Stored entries
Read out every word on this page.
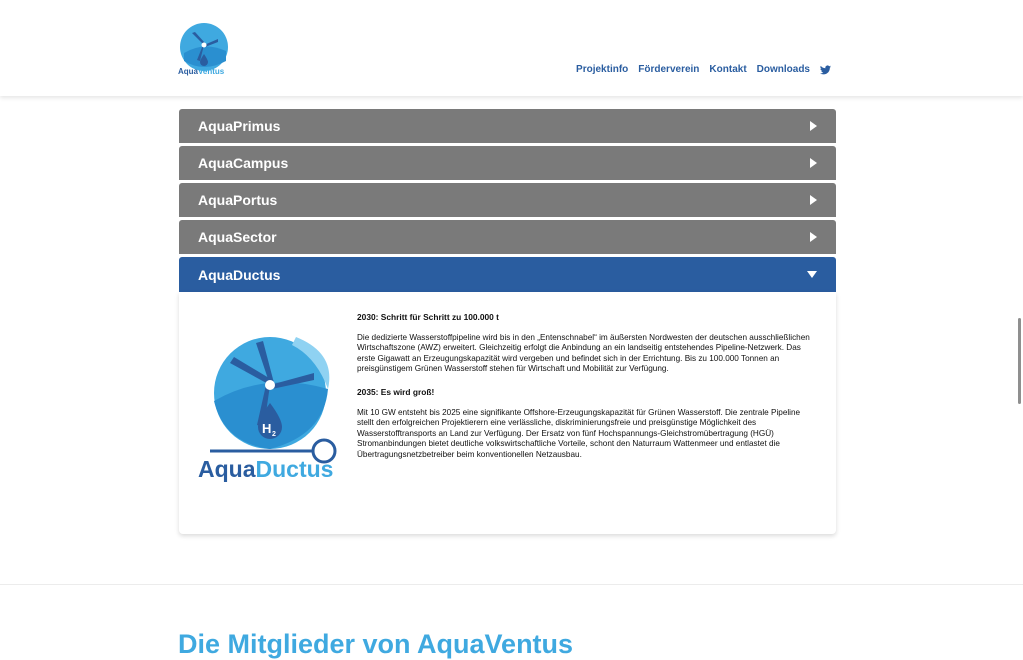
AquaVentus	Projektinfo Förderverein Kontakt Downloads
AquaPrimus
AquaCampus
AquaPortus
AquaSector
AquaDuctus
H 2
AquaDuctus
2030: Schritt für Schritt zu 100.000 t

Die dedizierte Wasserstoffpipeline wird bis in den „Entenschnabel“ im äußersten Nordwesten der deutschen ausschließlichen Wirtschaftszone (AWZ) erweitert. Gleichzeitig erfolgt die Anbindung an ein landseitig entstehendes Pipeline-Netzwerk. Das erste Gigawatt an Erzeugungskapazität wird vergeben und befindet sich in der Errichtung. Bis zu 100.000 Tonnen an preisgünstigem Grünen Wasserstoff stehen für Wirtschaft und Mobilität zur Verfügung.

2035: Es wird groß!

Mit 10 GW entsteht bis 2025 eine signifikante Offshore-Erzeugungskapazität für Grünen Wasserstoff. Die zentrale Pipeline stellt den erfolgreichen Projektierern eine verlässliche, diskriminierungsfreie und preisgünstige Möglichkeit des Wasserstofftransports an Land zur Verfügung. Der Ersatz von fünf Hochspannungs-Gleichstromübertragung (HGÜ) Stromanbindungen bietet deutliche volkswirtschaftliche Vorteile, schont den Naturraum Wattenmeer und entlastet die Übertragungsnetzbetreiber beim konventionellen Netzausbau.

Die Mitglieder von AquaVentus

Required task:
Omit the pictures. Transcribe every record exactly.

Reply to the exercise:
Read out every word on this page.
AquaVentus	Projektinfo Förderverein Kontakt Downloads
AquaPrimus
AquaCampus
AquaPortus
AquaSector
AquaDuctus
H 2
AquaDuctus
2030: Schritt für Schritt zu 100.000 t

Die dedizierte Wasserstoffpipeline wird bis in den „Entenschnabel“ im äußersten Nordwesten der deutschen ausschließlichen Wirtschaftszone (AWZ) erweitert. Gleichzeitig erfolgt die Anbindung an ein landseitig entstehendes Pipeline-Netzwerk. Das erste Gigawatt an Erzeugungskapazität wird vergeben und befindet sich in der Errichtung. Bis zu 100.000 Tonnen an preisgünstigem Grünen Wasserstoff stehen für Wirtschaft und Mobilität zur Verfügung.

2035: Es wird groß!

Mit 10 GW entsteht bis 2025 eine signifikante Offshore-Erzeugungskapazität für Grünen Wasserstoff. Die zentrale Pipeline stellt den erfolgreichen Projektierern eine verlässliche, diskriminierungsfreie und preisgünstige Möglichkeit des Wasserstofftransports an Land zur Verfügung. Der Ersatz von fünf Hochspannungs-Gleichstromübertragung (HGÜ) Stromanbindungen bietet deutliche volkswirtschaftliche Vorteile, schont den Naturraum Wattenmeer und entlastet die Übertragungsnetzbetreiber beim konventionellen Netzausbau.

Die Mitglieder von AquaVentus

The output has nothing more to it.